Records from a data collection:
[START]

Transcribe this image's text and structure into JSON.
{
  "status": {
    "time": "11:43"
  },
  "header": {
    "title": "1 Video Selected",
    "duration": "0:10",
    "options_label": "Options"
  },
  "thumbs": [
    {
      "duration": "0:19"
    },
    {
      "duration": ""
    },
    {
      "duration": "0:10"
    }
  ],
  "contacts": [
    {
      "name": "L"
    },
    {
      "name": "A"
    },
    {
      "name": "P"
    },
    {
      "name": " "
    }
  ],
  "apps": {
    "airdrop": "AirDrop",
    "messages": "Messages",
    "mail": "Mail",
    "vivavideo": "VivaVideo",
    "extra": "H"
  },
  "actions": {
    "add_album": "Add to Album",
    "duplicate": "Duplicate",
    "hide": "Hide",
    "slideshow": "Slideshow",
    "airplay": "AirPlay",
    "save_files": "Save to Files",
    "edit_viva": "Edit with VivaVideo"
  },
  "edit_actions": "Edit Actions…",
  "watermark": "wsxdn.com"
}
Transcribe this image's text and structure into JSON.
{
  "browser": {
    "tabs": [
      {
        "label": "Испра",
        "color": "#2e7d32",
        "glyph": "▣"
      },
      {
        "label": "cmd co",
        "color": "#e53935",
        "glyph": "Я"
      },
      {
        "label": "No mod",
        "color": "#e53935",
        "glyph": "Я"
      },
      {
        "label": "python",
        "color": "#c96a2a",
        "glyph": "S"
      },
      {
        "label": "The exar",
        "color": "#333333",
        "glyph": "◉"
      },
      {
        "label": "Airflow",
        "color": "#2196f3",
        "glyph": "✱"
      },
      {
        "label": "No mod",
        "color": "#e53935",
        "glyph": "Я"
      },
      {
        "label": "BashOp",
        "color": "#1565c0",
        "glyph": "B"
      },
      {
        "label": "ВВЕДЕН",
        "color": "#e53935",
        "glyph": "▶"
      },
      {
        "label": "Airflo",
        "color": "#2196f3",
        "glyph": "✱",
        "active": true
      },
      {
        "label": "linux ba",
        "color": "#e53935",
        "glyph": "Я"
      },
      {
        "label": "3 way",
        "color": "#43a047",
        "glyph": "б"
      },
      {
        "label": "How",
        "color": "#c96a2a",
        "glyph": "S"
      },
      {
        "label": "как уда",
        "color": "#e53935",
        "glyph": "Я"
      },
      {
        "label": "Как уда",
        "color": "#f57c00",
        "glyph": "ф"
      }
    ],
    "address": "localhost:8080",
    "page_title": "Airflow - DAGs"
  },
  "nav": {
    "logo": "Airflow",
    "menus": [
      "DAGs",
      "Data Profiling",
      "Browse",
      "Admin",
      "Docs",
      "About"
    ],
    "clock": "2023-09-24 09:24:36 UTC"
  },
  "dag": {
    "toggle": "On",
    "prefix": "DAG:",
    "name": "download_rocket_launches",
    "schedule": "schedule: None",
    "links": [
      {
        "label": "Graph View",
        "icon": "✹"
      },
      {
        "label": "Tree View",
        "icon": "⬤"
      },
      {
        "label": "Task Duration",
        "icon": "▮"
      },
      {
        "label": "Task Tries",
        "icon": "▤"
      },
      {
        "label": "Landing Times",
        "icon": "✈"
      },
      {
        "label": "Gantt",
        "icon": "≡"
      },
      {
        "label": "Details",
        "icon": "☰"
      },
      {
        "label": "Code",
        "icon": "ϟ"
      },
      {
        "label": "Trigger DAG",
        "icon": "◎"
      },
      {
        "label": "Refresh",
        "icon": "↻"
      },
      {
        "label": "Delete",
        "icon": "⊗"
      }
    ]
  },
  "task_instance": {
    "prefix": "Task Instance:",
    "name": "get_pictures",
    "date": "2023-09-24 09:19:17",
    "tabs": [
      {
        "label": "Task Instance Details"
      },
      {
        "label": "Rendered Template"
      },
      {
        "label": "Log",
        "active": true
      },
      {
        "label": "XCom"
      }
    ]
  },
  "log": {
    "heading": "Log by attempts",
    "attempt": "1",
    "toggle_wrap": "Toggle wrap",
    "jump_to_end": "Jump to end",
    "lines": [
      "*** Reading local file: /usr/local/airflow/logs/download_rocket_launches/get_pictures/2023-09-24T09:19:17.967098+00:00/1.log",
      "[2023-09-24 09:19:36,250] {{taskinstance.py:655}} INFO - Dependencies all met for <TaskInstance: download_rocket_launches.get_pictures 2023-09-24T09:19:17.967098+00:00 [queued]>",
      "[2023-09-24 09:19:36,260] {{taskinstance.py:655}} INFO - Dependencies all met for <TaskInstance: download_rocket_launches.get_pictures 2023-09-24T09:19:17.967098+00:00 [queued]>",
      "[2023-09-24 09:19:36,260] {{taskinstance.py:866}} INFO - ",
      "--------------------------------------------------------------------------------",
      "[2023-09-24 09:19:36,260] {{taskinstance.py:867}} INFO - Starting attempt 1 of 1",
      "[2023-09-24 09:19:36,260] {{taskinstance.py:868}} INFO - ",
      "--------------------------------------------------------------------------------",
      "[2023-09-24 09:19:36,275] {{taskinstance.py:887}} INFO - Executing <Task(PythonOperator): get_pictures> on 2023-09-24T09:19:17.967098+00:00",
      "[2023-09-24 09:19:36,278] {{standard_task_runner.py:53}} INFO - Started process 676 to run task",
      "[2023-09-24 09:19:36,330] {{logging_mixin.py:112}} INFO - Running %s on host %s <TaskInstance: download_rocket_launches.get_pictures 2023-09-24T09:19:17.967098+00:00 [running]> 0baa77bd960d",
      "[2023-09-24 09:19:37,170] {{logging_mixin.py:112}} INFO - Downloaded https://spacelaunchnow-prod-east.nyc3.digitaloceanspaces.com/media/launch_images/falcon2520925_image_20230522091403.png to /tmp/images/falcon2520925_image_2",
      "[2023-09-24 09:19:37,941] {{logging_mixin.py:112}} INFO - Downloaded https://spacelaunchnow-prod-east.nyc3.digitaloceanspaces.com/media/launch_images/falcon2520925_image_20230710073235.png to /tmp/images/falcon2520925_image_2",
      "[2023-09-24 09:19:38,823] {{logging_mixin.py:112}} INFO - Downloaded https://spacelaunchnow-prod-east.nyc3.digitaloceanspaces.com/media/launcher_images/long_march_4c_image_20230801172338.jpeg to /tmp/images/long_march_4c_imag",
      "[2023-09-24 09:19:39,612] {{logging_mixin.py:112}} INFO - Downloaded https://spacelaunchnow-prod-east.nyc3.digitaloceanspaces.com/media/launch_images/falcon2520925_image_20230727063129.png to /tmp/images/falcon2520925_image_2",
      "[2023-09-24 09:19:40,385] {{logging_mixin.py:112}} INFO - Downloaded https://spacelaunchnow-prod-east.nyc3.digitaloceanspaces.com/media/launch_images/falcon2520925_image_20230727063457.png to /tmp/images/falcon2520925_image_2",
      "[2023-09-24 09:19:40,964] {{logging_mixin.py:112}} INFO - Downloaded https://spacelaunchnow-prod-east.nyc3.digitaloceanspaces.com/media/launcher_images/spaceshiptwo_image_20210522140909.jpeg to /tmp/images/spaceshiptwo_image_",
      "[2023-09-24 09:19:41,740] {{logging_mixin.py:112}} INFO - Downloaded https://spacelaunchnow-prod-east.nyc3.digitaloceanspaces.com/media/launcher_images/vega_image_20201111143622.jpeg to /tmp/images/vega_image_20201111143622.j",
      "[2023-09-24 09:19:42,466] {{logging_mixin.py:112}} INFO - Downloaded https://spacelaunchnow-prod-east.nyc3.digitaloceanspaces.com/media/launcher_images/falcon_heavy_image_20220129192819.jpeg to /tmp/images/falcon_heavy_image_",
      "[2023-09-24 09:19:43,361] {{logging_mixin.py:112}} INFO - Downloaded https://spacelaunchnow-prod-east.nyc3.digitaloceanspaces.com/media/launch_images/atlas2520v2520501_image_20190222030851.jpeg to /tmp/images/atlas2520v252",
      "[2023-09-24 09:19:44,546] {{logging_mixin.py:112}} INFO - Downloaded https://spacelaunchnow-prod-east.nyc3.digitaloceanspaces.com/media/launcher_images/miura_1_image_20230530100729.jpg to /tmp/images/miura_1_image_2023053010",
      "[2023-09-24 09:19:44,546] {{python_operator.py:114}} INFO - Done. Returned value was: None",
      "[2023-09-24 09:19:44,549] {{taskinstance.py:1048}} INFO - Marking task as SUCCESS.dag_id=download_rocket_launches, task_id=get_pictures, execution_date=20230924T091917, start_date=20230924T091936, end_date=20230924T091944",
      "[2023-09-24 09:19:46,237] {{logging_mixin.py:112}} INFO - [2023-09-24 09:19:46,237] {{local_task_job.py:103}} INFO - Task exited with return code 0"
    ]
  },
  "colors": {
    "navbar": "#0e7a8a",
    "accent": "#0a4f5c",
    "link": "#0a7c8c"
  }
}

[END]

● REQUIREMENT
Extract, from the material above, each line holding the word "Details".

● OUTPUT FOR THIS EXERCISE
        "label": "Details",
        "label": "Task Instance Details"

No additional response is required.